- GOAL: Every record must be transcribed in its entirety, apart from the images, which are to be omitted.

Some records
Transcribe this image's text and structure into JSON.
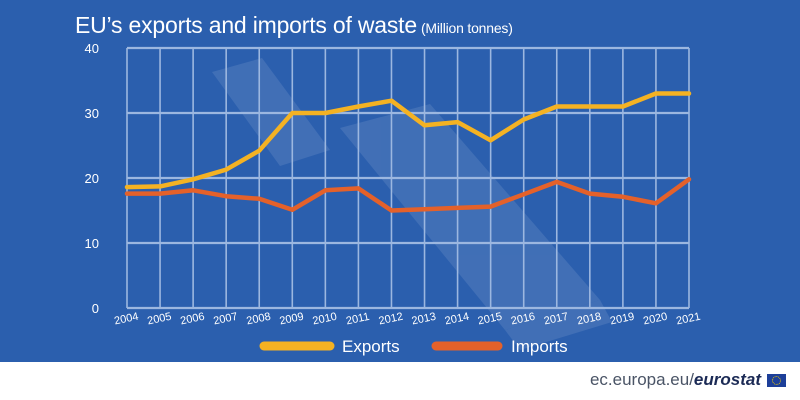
{
  "header": {
    "title": "EU’s exports and imports of waste",
    "subtitle": "(Million tonnes)"
  },
  "footer": {
    "site": "ec.europa.eu/",
    "brand": "eurostat"
  },
  "colors": {
    "background": "#2b5fae",
    "gridline": "#9cb7e0",
    "exports": "#f4b223",
    "imports": "#e4612a",
    "text": "#ffffff"
  },
  "chart_data": {
    "type": "line",
    "title": "EU’s exports and imports of waste",
    "subtitle": "(Million tonnes)",
    "xlabel": "",
    "ylabel": "",
    "ylim": [
      0,
      40
    ],
    "yticks": [
      0,
      10,
      20,
      30,
      40
    ],
    "grid": true,
    "legend_position": "bottom",
    "x": [
      "2004",
      "2005",
      "2006",
      "2007",
      "2008",
      "2009",
      "2010",
      "2011",
      "2012",
      "2013",
      "2014",
      "2015",
      "2016",
      "2017",
      "2018",
      "2019",
      "2020",
      "2021"
    ],
    "series": [
      {
        "name": "Exports",
        "color": "#f4b223",
        "values": [
          18.6,
          18.7,
          19.8,
          21.3,
          24.2,
          30.0,
          30.0,
          31.0,
          31.9,
          28.1,
          28.6,
          25.8,
          29.0,
          31.0,
          31.0,
          31.0,
          33.0,
          33.0
        ]
      },
      {
        "name": "Imports",
        "color": "#e4612a",
        "values": [
          17.6,
          17.6,
          18.1,
          17.2,
          16.8,
          15.1,
          18.1,
          18.4,
          15.0,
          15.2,
          15.4,
          15.6,
          17.5,
          19.4,
          17.6,
          17.1,
          16.1,
          19.8
        ]
      }
    ]
  }
}
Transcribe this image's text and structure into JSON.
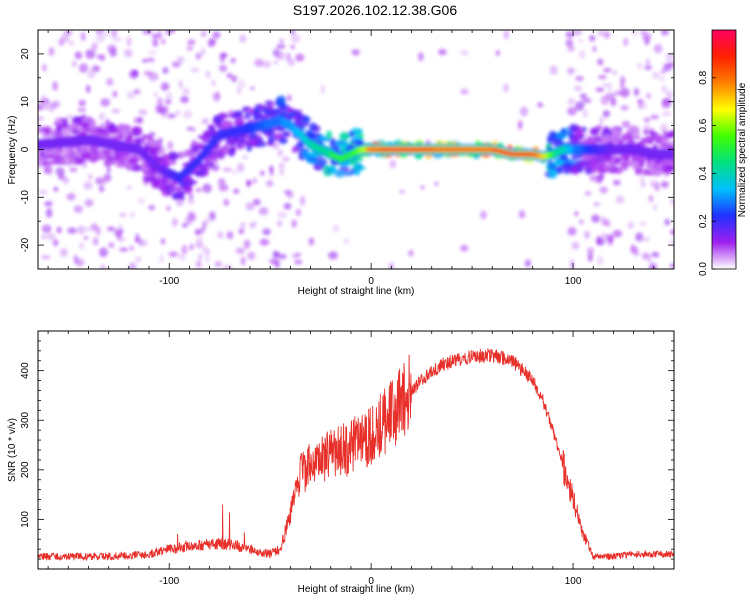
{
  "title": "S197.2026.102.12.38.G06",
  "colors": {
    "snr_line": "#e8302a",
    "axis": "#000000",
    "background": "#ffffff"
  },
  "chart_data": [
    {
      "type": "heatmap",
      "name": "spectrogram",
      "xlabel": "Height of straight line (km)",
      "ylabel": "Frequency (Hz)",
      "xlim": [
        -165,
        150
      ],
      "ylim": [
        -25,
        25
      ],
      "xticks": [
        -100,
        0,
        100
      ],
      "yticks": [
        -20,
        -10,
        0,
        10,
        20
      ],
      "colorbar": {
        "label": "Normalized spectral amplitude",
        "range": [
          0,
          1
        ],
        "ticks": [
          "0.0",
          "0.2",
          "0.4",
          "0.6",
          "0.8"
        ],
        "colormap": [
          "#ffffff",
          "#a020f0",
          "#2030ff",
          "#00c0ff",
          "#00e080",
          "#40ff00",
          "#ffff00",
          "#ff8000",
          "#ff2000",
          "#ff0060"
        ]
      },
      "ridge": {
        "heights_km": [
          -165,
          -140,
          -115,
          -105,
          -95,
          -85,
          -75,
          -65,
          -55,
          -45,
          -40,
          -35,
          -30,
          -25,
          -20,
          -15,
          -10,
          -5,
          0,
          10,
          20,
          30,
          40,
          50,
          60,
          70,
          80,
          85,
          90,
          95,
          100,
          110,
          120,
          130,
          140,
          150
        ],
        "frequency_hz": [
          1,
          2,
          0,
          -4,
          -6,
          -2,
          3,
          4,
          5,
          6,
          5,
          3,
          1,
          0,
          -1,
          -2,
          -1,
          0,
          0,
          0,
          0,
          0,
          0,
          0,
          0,
          -1,
          -1,
          -1.5,
          -1,
          0,
          0,
          0,
          0,
          0,
          -1,
          -1
        ],
        "amplitude": [
          0.15,
          0.15,
          0.15,
          0.15,
          0.2,
          0.2,
          0.2,
          0.2,
          0.25,
          0.3,
          0.3,
          0.35,
          0.4,
          0.45,
          0.5,
          0.5,
          0.5,
          0.6,
          0.85,
          0.95,
          0.95,
          0.9,
          0.85,
          0.85,
          0.9,
          0.95,
          0.9,
          0.7,
          0.5,
          0.4,
          0.3,
          0.2,
          0.15,
          0.15,
          0.15,
          0.15
        ]
      }
    },
    {
      "type": "line",
      "name": "snr",
      "xlabel": "Height of straight line (km)",
      "ylabel": "SNR (10 * v/v)",
      "xlim": [
        -165,
        150
      ],
      "ylim": [
        0,
        480
      ],
      "xticks": [
        -100,
        0,
        100
      ],
      "yticks": [
        100,
        200,
        300,
        400
      ],
      "series": [
        {
          "name": "SNR",
          "x": [
            -165,
            -150,
            -130,
            -110,
            -100,
            -90,
            -80,
            -70,
            -60,
            -50,
            -45,
            -40,
            -35,
            -30,
            -20,
            -10,
            0,
            10,
            20,
            30,
            40,
            50,
            60,
            70,
            80,
            85,
            90,
            95,
            100,
            105,
            110,
            120,
            130,
            140,
            150
          ],
          "y": [
            25,
            25,
            25,
            30,
            40,
            45,
            50,
            50,
            40,
            30,
            40,
            110,
            190,
            210,
            230,
            250,
            270,
            310,
            360,
            400,
            420,
            430,
            430,
            420,
            380,
            340,
            280,
            210,
            140,
            70,
            25,
            25,
            30,
            30,
            30
          ]
        }
      ]
    }
  ]
}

- ANSWER FOR THIS EXERCISE:
Transcribe this image's text and structure into JSON.
{
  "header": {
    "title": "EU’s exports and imports of waste",
    "subtitle": "(Million tonnes)"
  },
  "footer": {
    "site": "ec.europa.eu/",
    "brand": "eurostat"
  },
  "colors": {
    "background": "#2b5fae",
    "gridline": "#9cb7e0",
    "exports": "#f4b223",
    "imports": "#e4612a",
    "text": "#ffffff"
  },
  "chart_data": {
    "type": "line",
    "title": "EU’s exports and imports of waste",
    "subtitle": "(Million tonnes)",
    "xlabel": "",
    "ylabel": "",
    "ylim": [
      0,
      40
    ],
    "yticks": [
      0,
      10,
      20,
      30,
      40
    ],
    "grid": true,
    "legend_position": "bottom",
    "x": [
      "2004",
      "2005",
      "2006",
      "2007",
      "2008",
      "2009",
      "2010",
      "2011",
      "2012",
      "2013",
      "2014",
      "2015",
      "2016",
      "2017",
      "2018",
      "2019",
      "2020",
      "2021"
    ],
    "series": [
      {
        "name": "Exports",
        "color": "#f4b223",
        "values": [
          18.6,
          18.7,
          19.8,
          21.3,
          24.2,
          30.0,
          30.0,
          31.0,
          31.9,
          28.1,
          28.6,
          25.8,
          29.0,
          31.0,
          31.0,
          31.0,
          33.0,
          33.0
        ]
      },
      {
        "name": "Imports",
        "color": "#e4612a",
        "values": [
          17.6,
          17.6,
          18.1,
          17.2,
          16.8,
          15.1,
          18.1,
          18.4,
          15.0,
          15.2,
          15.4,
          15.6,
          17.5,
          19.4,
          17.6,
          17.1,
          16.1,
          19.8
        ]
      }
    ]
  }
}
Transcribe this image's text and structure into JSON.
{
  "title": "S197.2026.102.12.38.G06",
  "colors": {
    "snr_line": "#e8302a",
    "axis": "#000000",
    "background": "#ffffff"
  },
  "chart_data": [
    {
      "type": "heatmap",
      "name": "spectrogram",
      "xlabel": "Height of straight line (km)",
      "ylabel": "Frequency (Hz)",
      "xlim": [
        -165,
        150
      ],
      "ylim": [
        -25,
        25
      ],
      "xticks": [
        -100,
        0,
        100
      ],
      "yticks": [
        -20,
        -10,
        0,
        10,
        20
      ],
      "colorbar": {
        "label": "Normalized spectral amplitude",
        "range": [
          0,
          1
        ],
        "ticks": [
          "0.0",
          "0.2",
          "0.4",
          "0.6",
          "0.8"
        ],
        "colormap": [
          "#ffffff",
          "#a020f0",
          "#2030ff",
          "#00c0ff",
          "#00e080",
          "#40ff00",
          "#ffff00",
          "#ff8000",
          "#ff2000",
          "#ff0060"
        ]
      },
      "ridge": {
        "heights_km": [
          -165,
          -140,
          -115,
          -105,
          -95,
          -85,
          -75,
          -65,
          -55,
          -45,
          -40,
          -35,
          -30,
          -25,
          -20,
          -15,
          -10,
          -5,
          0,
          10,
          20,
          30,
          40,
          50,
          60,
          70,
          80,
          85,
          90,
          95,
          100,
          110,
          120,
          130,
          140,
          150
        ],
        "frequency_hz": [
          1,
          2,
          0,
          -4,
          -6,
          -2,
          3,
          4,
          5,
          6,
          5,
          3,
          1,
          0,
          -1,
          -2,
          -1,
          0,
          0,
          0,
          0,
          0,
          0,
          0,
          0,
          -1,
          -1,
          -1.5,
          -1,
          0,
          0,
          0,
          0,
          0,
          -1,
          -1
        ],
        "amplitude": [
          0.15,
          0.15,
          0.15,
          0.15,
          0.2,
          0.2,
          0.2,
          0.2,
          0.25,
          0.3,
          0.3,
          0.35,
          0.4,
          0.45,
          0.5,
          0.5,
          0.5,
          0.6,
          0.85,
          0.95,
          0.95,
          0.9,
          0.85,
          0.85,
          0.9,
          0.95,
          0.9,
          0.7,
          0.5,
          0.4,
          0.3,
          0.2,
          0.15,
          0.15,
          0.15,
          0.15
        ]
      }
    },
    {
      "type": "line",
      "name": "snr",
      "xlabel": "Height of straight line (km)",
      "ylabel": "SNR (10 * v/v)",
      "xlim": [
        -165,
        150
      ],
      "ylim": [
        0,
        480
      ],
      "xticks": [
        -100,
        0,
        100
      ],
      "yticks": [
        100,
        200,
        300,
        400
      ],
      "series": [
        {
          "name": "SNR",
          "x": [
            -165,
            -150,
            -130,
            -110,
            -100,
            -90,
            -80,
            -70,
            -60,
            -50,
            -45,
            -40,
            -35,
            -30,
            -20,
            -10,
            0,
            10,
            20,
            30,
            40,
            50,
            60,
            70,
            80,
            85,
            90,
            95,
            100,
            105,
            110,
            120,
            130,
            140,
            150
          ],
          "y": [
            25,
            25,
            25,
            30,
            40,
            45,
            50,
            50,
            40,
            30,
            40,
            110,
            190,
            210,
            230,
            250,
            270,
            310,
            360,
            400,
            420,
            430,
            430,
            420,
            380,
            340,
            280,
            210,
            140,
            70,
            25,
            25,
            30,
            30,
            30
          ]
        }
      ]
    }
  ]
}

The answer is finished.